▸ Written request
What follows is a set of entries. Repeat them exactly, but not their pictures.
Begin
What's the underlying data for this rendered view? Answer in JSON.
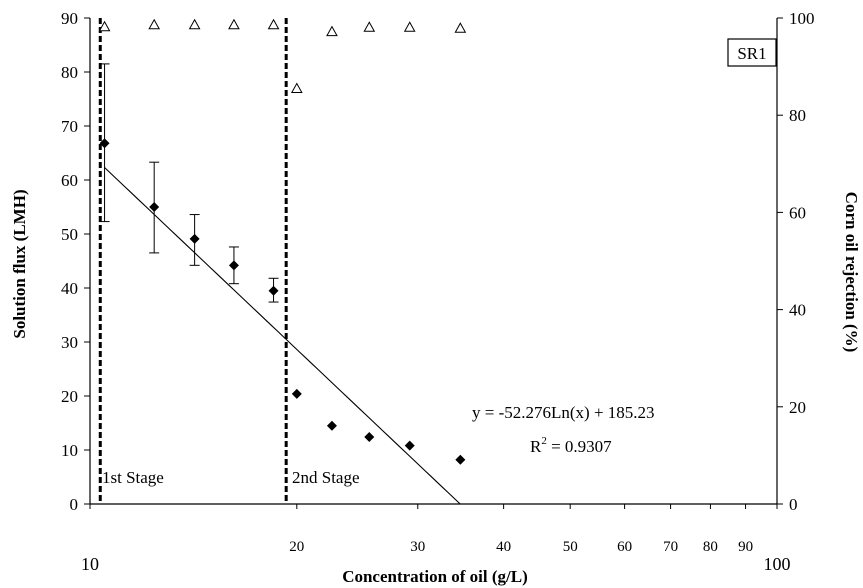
{
  "chart_data": {
    "type": "scatter",
    "title": "",
    "xlabel": "Concentration of oil (g/L)",
    "ylabel": "Solution flux (LMH)",
    "y2label": "Corn oil rejection (%)",
    "x_scale": "log",
    "xlim": [
      10,
      100
    ],
    "ylim": [
      0,
      90
    ],
    "y2lim": [
      0,
      100
    ],
    "x_tick_labels": [
      "10",
      "20",
      "30",
      "40",
      "50",
      "60",
      "70",
      "80",
      "90",
      "100"
    ],
    "x_tick_values": [
      10,
      20,
      30,
      40,
      50,
      60,
      70,
      80,
      90,
      100
    ],
    "y_tick_labels": [
      "0",
      "10",
      "20",
      "30",
      "40",
      "50",
      "60",
      "70",
      "80",
      "90"
    ],
    "y_tick_values": [
      0,
      10,
      20,
      30,
      40,
      50,
      60,
      70,
      80,
      90
    ],
    "y2_tick_labels": [
      "0",
      "20",
      "40",
      "60",
      "80",
      "100"
    ],
    "y2_tick_values": [
      0,
      20,
      40,
      60,
      80,
      100
    ],
    "series": [
      {
        "marker": "diamond",
        "axis": "left",
        "x": [
          10.5,
          12.4,
          14.2,
          16.2,
          18.5,
          20.0,
          22.5,
          25.5,
          29.2,
          34.6
        ],
        "y": [
          66.8,
          55.0,
          49.1,
          44.2,
          39.5,
          20.4,
          14.5,
          12.4,
          10.8,
          8.2
        ],
        "error_upper": [
          81.5,
          63.3,
          53.6,
          47.6,
          41.8,
          null,
          null,
          null,
          null,
          null
        ],
        "error_lower": [
          52.3,
          46.5,
          44.2,
          40.8,
          37.4,
          null,
          null,
          null,
          null,
          null
        ]
      },
      {
        "marker": "triangle",
        "axis": "right",
        "x": [
          10.5,
          12.4,
          14.2,
          16.2,
          18.5,
          20.0,
          22.5,
          25.5,
          29.2,
          34.6
        ],
        "y": [
          98.2,
          98.6,
          98.6,
          98.6,
          98.6,
          85.5,
          97.2,
          98.1,
          98.1,
          97.9
        ]
      }
    ],
    "trendline": {
      "equation": "y = -52.276Ln(x) + 185.23",
      "r2_label": "R",
      "r2_sup": "2",
      "r2_value": " = 0.9307",
      "a": -52.276,
      "b": 185.23
    },
    "stage_dividers": [
      10.35,
      19.3
    ],
    "stage_labels": [
      "1st Stage",
      "2nd Stage"
    ],
    "tag": "SR1",
    "grid": false
  }
}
End
▸ Finished answer
What's the underlying data for this rendered view? Answer in JSON.
{
  "chart_data": {
    "type": "scatter",
    "title": "",
    "xlabel": "Concentration of oil (g/L)",
    "ylabel": "Solution flux (LMH)",
    "y2label": "Corn oil rejection (%)",
    "x_scale": "log",
    "xlim": [
      10,
      100
    ],
    "ylim": [
      0,
      90
    ],
    "y2lim": [
      0,
      100
    ],
    "x_tick_labels": [
      "10",
      "20",
      "30",
      "40",
      "50",
      "60",
      "70",
      "80",
      "90",
      "100"
    ],
    "x_tick_values": [
      10,
      20,
      30,
      40,
      50,
      60,
      70,
      80,
      90,
      100
    ],
    "y_tick_labels": [
      "0",
      "10",
      "20",
      "30",
      "40",
      "50",
      "60",
      "70",
      "80",
      "90"
    ],
    "y_tick_values": [
      0,
      10,
      20,
      30,
      40,
      50,
      60,
      70,
      80,
      90
    ],
    "y2_tick_labels": [
      "0",
      "20",
      "40",
      "60",
      "80",
      "100"
    ],
    "y2_tick_values": [
      0,
      20,
      40,
      60,
      80,
      100
    ],
    "series": [
      {
        "marker": "diamond",
        "axis": "left",
        "x": [
          10.5,
          12.4,
          14.2,
          16.2,
          18.5,
          20.0,
          22.5,
          25.5,
          29.2,
          34.6
        ],
        "y": [
          66.8,
          55.0,
          49.1,
          44.2,
          39.5,
          20.4,
          14.5,
          12.4,
          10.8,
          8.2
        ],
        "error_upper": [
          81.5,
          63.3,
          53.6,
          47.6,
          41.8,
          null,
          null,
          null,
          null,
          null
        ],
        "error_lower": [
          52.3,
          46.5,
          44.2,
          40.8,
          37.4,
          null,
          null,
          null,
          null,
          null
        ]
      },
      {
        "marker": "triangle",
        "axis": "right",
        "x": [
          10.5,
          12.4,
          14.2,
          16.2,
          18.5,
          20.0,
          22.5,
          25.5,
          29.2,
          34.6
        ],
        "y": [
          98.2,
          98.6,
          98.6,
          98.6,
          98.6,
          85.5,
          97.2,
          98.1,
          98.1,
          97.9
        ]
      }
    ],
    "trendline": {
      "equation": "y = -52.276Ln(x) + 185.23",
      "r2_label": "R",
      "r2_sup": "2",
      "r2_value": " = 0.9307",
      "a": -52.276,
      "b": 185.23
    },
    "stage_dividers": [
      10.35,
      19.3
    ],
    "stage_labels": [
      "1st Stage",
      "2nd Stage"
    ],
    "tag": "SR1",
    "grid": false
  }
}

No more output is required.